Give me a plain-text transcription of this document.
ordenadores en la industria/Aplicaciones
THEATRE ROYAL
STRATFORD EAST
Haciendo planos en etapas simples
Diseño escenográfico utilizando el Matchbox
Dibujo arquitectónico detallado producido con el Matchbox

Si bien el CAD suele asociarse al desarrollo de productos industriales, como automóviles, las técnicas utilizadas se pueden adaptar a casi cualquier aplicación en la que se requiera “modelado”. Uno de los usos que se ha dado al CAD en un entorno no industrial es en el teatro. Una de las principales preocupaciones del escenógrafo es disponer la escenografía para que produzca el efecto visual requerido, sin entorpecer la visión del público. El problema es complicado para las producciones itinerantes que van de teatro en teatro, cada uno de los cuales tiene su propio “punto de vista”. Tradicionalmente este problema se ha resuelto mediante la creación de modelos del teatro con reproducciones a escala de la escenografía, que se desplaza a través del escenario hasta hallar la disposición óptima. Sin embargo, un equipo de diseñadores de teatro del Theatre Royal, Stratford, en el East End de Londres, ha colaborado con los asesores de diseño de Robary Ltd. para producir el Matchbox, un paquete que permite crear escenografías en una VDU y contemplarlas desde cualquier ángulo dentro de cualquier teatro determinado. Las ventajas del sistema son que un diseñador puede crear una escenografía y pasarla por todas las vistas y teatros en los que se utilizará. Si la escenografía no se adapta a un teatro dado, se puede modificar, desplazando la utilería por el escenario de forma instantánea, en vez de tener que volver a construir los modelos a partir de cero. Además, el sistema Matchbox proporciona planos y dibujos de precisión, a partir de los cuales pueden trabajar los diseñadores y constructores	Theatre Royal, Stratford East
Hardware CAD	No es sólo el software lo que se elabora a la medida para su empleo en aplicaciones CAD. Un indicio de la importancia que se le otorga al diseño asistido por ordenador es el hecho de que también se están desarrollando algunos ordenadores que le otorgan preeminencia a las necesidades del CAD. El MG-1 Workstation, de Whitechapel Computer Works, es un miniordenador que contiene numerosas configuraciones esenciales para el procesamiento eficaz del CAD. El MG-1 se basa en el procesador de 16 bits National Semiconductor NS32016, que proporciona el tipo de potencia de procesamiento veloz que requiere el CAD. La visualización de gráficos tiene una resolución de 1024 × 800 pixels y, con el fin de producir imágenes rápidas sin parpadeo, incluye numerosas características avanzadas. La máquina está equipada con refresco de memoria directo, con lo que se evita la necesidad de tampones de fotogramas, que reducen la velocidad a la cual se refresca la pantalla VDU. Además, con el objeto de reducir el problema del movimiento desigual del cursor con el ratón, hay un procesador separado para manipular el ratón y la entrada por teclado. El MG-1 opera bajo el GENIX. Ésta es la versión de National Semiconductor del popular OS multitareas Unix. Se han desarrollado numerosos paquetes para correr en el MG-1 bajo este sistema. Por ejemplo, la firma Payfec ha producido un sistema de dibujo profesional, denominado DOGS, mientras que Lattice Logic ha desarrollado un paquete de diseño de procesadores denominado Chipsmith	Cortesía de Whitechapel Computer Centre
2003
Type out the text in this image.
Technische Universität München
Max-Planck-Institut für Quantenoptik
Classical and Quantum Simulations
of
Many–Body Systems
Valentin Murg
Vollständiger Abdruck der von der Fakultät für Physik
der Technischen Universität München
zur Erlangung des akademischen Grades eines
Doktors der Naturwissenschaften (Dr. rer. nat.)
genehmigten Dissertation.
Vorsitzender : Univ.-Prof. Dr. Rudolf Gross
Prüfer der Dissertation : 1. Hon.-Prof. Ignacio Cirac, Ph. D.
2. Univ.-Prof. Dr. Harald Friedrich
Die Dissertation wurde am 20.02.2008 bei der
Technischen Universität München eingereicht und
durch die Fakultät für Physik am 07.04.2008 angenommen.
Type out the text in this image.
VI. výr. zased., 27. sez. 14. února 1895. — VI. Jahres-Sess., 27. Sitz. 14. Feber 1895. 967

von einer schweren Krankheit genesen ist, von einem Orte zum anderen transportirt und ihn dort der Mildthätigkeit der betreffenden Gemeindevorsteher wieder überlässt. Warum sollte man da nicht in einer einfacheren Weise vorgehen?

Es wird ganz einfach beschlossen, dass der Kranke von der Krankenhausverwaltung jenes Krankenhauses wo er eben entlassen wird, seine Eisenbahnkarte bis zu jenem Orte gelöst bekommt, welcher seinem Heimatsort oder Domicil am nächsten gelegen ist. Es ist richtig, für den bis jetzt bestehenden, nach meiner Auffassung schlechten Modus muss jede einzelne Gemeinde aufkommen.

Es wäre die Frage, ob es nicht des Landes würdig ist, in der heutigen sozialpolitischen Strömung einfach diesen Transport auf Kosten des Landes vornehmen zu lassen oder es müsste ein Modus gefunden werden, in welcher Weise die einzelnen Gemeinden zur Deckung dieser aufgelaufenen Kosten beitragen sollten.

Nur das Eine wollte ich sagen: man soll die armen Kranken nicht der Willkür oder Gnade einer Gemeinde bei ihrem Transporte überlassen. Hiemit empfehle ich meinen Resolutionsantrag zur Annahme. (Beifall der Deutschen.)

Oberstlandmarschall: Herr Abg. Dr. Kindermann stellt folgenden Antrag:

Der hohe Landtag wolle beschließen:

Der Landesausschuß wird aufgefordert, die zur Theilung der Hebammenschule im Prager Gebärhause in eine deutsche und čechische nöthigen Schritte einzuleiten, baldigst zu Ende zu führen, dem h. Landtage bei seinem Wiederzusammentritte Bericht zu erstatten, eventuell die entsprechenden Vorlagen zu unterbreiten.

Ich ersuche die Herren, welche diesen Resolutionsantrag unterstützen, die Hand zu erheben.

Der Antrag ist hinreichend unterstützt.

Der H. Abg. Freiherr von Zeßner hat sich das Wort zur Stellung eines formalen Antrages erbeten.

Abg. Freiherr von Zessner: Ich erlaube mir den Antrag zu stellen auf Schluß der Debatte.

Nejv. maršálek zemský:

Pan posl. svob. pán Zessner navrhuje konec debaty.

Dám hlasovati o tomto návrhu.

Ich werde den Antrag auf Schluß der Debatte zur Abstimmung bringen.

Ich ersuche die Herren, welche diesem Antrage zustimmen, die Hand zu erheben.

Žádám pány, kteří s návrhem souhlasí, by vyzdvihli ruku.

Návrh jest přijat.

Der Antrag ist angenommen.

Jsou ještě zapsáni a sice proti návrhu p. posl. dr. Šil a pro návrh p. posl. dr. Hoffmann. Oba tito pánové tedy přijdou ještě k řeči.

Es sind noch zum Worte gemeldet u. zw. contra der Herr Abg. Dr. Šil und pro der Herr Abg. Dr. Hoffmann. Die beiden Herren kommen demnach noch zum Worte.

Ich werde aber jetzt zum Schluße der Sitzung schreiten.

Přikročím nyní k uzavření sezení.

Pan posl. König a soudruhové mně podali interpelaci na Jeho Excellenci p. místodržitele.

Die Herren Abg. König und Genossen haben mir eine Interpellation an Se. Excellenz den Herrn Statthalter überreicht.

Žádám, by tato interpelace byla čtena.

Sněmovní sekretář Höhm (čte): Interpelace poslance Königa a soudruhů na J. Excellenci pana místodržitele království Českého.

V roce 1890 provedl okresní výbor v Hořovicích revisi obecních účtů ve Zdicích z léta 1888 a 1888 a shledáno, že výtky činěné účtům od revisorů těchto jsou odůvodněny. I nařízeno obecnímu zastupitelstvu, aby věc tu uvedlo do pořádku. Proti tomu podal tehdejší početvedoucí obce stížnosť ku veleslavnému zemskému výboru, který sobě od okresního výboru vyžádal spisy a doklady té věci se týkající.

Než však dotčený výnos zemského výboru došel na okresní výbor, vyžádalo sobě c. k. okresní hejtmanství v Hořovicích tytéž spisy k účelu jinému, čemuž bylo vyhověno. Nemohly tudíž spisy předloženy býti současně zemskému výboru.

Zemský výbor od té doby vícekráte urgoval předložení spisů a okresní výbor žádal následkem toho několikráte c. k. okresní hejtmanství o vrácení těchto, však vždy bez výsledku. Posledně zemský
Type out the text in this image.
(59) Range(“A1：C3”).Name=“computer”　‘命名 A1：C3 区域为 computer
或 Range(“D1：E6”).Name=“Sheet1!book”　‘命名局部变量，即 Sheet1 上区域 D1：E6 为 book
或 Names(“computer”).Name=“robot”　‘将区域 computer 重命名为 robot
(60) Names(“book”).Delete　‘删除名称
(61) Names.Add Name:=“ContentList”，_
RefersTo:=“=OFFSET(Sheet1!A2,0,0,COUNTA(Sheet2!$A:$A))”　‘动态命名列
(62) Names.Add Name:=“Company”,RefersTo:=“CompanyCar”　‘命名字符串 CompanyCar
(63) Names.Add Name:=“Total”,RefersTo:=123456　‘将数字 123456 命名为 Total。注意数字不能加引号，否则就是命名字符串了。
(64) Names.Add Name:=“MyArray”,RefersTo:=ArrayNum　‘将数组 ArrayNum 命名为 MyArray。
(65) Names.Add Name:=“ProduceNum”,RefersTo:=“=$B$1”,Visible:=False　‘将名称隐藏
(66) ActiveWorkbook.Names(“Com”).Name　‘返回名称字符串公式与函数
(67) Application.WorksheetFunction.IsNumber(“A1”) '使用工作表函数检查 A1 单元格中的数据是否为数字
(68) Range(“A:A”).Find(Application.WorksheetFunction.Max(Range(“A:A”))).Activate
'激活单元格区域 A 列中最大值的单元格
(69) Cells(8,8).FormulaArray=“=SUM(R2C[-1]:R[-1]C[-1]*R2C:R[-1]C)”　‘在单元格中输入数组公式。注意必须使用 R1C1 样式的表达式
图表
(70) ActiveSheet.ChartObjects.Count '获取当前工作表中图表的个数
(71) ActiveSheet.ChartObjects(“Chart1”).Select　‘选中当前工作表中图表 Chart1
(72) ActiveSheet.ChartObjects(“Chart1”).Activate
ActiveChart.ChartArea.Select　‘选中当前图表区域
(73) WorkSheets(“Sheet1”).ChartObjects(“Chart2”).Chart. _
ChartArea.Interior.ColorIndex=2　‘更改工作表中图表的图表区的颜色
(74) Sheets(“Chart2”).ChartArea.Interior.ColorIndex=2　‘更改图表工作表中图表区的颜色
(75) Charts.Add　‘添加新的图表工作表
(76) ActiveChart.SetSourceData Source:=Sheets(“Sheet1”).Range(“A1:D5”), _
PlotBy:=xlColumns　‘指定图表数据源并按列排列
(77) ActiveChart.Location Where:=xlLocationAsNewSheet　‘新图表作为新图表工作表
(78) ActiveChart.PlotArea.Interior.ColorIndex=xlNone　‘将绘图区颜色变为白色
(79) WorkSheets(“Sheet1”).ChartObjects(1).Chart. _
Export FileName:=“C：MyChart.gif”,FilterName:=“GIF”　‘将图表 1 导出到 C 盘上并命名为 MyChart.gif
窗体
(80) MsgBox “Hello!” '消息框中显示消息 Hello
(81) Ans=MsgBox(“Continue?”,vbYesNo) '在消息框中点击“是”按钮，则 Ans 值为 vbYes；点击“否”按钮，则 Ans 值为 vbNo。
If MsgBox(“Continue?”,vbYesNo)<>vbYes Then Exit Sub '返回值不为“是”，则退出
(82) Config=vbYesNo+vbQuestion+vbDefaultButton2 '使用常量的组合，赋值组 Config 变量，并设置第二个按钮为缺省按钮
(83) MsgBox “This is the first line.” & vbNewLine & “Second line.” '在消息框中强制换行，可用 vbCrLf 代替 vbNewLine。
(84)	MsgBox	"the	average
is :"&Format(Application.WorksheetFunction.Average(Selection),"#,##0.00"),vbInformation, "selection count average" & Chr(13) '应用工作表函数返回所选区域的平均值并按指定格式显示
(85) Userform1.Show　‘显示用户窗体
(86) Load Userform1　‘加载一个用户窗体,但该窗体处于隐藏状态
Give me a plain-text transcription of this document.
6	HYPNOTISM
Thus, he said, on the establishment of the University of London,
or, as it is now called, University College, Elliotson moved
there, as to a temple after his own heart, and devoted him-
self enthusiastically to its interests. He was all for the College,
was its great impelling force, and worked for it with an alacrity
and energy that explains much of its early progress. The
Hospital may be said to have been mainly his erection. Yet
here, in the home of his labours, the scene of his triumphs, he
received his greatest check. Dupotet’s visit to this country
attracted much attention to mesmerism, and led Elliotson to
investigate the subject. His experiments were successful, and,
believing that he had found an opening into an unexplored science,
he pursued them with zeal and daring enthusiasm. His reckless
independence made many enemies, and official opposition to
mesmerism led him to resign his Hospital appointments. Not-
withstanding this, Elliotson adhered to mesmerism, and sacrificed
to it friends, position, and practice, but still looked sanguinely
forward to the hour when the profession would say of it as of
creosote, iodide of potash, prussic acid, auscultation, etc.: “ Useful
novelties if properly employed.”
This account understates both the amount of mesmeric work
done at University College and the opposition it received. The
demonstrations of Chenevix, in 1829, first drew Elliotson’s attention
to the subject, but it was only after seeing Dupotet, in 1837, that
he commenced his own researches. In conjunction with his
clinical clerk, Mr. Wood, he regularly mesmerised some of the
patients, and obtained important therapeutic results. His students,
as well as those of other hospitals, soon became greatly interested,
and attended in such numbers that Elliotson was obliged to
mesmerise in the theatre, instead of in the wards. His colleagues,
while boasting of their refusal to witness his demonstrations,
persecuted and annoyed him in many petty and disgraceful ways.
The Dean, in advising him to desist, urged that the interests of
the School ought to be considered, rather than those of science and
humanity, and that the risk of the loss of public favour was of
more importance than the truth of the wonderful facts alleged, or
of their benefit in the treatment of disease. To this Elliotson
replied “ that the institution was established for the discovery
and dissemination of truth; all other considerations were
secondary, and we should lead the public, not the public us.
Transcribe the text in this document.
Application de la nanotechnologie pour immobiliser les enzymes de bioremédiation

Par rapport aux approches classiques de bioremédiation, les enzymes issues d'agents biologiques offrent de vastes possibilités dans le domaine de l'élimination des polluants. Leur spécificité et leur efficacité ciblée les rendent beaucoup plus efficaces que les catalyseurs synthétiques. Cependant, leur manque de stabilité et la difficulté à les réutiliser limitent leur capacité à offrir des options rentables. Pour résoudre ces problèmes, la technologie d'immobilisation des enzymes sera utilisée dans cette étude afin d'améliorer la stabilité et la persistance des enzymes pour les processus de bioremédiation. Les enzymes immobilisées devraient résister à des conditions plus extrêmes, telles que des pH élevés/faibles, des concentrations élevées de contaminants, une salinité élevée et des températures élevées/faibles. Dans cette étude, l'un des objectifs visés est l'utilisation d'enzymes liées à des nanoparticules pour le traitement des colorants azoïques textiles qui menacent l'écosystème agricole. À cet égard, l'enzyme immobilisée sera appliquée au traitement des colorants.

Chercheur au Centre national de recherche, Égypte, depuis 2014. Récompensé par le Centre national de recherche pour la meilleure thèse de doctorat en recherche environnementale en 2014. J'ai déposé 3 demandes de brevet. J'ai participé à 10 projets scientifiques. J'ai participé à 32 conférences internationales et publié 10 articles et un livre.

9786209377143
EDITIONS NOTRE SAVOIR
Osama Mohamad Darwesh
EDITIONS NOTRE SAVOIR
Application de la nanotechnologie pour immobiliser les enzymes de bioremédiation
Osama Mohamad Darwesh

◆ The problem ◆
Your answer should be the lines of the records that hold the string "návrhu".

◆ Result for this exercise ◆
Dám hlasovati o tomto návrhu.
Jsou ještě zapsáni a sice proti návrhu p. posl. dr. Šil a pro návrh p. posl. dr. Hoffmann. Oba tito pánové tedy přijdou ještě k řeči.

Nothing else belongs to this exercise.